• WHAT IS REQUIRED
Copy out every line that contains "short".

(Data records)
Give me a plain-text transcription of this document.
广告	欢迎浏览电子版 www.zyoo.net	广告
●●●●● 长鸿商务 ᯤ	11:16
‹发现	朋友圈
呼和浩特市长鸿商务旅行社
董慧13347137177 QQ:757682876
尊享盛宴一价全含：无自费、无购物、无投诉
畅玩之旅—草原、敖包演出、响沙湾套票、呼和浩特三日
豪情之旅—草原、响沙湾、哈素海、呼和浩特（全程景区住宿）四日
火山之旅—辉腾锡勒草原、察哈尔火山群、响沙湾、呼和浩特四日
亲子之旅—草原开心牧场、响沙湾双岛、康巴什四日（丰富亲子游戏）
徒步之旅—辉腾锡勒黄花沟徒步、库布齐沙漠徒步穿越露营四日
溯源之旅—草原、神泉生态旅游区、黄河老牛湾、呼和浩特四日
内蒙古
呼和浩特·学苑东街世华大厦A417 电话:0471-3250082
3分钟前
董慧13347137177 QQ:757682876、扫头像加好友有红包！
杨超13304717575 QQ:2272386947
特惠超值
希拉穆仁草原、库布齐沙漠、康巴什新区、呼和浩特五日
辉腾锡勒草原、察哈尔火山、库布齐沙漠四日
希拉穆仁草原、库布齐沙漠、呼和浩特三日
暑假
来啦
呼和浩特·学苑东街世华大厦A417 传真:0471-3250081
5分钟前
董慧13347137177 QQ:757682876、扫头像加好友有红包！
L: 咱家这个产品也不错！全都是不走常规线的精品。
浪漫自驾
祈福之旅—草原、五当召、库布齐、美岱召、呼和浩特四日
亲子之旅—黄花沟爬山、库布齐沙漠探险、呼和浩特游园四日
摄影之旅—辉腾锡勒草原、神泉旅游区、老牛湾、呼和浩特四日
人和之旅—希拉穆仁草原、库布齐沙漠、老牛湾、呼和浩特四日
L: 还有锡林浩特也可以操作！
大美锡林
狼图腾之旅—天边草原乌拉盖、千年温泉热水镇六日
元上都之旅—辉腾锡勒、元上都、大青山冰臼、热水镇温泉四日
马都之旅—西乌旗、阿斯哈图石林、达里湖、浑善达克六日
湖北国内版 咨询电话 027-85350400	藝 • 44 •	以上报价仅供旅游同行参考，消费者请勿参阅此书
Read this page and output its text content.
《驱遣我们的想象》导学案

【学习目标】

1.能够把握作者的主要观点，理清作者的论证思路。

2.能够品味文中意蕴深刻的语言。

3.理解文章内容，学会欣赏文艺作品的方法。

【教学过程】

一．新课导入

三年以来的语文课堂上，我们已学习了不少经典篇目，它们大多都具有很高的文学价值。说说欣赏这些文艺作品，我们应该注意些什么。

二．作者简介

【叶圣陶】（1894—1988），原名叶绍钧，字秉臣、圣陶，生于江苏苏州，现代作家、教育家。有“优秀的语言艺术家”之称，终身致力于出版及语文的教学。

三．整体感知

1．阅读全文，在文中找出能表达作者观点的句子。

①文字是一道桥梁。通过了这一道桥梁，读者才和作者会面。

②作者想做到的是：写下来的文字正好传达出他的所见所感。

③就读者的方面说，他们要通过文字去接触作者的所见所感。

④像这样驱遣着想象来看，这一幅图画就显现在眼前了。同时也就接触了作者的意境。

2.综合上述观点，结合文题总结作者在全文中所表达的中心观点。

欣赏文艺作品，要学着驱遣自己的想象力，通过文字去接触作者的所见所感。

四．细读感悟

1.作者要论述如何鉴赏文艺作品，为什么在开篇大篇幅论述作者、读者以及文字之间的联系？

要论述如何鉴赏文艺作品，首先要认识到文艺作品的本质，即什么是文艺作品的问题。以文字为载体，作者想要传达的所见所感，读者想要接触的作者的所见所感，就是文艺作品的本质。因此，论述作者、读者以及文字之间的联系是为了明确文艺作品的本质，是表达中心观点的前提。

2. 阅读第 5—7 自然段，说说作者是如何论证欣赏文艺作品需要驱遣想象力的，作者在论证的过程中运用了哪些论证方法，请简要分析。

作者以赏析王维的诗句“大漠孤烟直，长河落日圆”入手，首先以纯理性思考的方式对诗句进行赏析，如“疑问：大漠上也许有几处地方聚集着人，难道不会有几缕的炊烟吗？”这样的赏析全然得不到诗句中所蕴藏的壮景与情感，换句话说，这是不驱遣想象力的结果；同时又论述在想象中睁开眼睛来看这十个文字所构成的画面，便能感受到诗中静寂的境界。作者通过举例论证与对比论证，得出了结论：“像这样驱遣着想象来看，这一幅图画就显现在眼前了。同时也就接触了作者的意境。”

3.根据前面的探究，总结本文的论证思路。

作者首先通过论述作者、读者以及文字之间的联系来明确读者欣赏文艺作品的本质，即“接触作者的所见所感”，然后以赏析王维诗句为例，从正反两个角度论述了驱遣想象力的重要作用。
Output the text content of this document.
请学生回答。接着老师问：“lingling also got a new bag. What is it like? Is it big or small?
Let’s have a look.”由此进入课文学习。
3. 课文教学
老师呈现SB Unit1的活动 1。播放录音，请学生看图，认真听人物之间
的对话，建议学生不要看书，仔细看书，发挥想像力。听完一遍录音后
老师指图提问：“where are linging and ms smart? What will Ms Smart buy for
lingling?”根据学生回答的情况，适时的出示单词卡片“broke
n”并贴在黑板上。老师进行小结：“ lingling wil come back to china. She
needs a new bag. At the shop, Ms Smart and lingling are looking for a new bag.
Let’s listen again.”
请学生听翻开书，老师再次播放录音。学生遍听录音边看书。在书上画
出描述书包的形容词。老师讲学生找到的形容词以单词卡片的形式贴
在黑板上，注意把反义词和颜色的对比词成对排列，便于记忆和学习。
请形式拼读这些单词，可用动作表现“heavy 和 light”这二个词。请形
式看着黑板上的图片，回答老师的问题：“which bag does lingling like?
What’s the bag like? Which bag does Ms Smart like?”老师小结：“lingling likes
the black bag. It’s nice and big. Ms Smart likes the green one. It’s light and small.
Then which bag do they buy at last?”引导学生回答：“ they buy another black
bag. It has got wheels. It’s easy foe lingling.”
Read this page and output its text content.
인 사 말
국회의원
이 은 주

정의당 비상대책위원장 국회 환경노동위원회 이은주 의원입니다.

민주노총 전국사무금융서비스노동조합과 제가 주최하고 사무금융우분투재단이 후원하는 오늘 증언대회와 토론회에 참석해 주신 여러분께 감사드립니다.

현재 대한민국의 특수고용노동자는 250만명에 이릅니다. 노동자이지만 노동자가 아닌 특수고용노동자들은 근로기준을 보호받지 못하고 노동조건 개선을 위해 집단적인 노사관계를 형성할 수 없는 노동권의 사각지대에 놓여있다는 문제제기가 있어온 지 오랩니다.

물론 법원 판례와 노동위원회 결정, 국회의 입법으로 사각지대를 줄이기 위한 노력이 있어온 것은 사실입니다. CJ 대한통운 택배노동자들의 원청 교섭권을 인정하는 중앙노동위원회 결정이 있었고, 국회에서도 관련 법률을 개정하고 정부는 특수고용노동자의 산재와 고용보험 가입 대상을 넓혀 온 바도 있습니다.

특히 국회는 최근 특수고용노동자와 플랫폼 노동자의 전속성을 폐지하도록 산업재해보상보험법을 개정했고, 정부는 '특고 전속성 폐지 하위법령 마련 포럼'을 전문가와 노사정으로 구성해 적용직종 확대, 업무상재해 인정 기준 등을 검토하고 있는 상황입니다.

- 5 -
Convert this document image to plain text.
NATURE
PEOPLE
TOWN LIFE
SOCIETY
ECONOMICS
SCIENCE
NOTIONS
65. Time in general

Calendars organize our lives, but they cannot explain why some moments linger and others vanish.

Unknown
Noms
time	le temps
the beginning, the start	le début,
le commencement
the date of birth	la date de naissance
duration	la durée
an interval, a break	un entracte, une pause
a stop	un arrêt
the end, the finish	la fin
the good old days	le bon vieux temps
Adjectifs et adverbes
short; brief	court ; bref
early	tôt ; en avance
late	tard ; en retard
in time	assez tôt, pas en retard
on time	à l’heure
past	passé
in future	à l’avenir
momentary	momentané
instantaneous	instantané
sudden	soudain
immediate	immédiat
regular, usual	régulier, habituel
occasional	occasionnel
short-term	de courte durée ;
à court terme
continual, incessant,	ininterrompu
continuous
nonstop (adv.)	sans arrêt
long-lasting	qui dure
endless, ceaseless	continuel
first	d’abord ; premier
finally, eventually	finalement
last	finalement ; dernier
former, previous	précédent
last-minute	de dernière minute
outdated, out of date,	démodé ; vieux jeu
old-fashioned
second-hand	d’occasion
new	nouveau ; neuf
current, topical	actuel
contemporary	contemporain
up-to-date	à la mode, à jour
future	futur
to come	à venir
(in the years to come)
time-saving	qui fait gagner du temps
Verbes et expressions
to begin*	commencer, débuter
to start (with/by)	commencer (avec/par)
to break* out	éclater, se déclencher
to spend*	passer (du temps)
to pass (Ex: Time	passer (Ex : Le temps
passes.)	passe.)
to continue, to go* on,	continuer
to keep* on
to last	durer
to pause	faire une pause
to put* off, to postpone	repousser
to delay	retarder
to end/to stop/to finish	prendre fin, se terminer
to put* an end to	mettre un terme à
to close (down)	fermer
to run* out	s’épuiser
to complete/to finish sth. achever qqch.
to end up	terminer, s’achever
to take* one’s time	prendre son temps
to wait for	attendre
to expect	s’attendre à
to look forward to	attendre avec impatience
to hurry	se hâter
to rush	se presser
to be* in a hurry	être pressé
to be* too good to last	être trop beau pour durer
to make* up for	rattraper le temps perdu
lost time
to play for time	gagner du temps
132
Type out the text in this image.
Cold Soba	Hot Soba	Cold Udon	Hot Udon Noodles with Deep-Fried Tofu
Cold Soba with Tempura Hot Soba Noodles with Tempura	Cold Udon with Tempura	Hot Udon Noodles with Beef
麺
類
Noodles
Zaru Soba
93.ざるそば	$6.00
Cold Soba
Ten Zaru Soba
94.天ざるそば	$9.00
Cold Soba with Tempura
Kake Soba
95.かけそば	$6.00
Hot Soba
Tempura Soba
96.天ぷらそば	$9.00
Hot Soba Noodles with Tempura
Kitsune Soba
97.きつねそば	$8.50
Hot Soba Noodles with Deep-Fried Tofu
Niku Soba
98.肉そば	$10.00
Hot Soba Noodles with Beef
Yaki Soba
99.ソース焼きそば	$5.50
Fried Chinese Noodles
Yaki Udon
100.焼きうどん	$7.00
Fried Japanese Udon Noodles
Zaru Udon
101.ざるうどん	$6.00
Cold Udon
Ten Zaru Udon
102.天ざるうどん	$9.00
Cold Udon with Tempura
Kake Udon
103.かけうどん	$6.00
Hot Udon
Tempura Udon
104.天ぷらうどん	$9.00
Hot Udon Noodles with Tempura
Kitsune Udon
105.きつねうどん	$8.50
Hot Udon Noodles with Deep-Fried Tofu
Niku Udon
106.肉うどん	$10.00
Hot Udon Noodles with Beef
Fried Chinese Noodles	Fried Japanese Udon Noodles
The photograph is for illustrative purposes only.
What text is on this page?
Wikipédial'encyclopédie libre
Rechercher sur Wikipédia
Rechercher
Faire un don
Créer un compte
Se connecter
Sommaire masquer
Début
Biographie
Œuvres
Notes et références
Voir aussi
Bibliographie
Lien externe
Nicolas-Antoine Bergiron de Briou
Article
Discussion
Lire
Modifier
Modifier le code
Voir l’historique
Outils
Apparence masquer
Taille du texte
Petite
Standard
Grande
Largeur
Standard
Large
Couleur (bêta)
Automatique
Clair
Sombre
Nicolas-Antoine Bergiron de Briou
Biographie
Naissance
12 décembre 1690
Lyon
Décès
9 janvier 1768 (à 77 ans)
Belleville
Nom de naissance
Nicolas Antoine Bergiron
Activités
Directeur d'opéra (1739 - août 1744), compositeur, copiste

• OUTPUT OF THE TASK
short; brief	court ; bref
short-term	de courte durée ;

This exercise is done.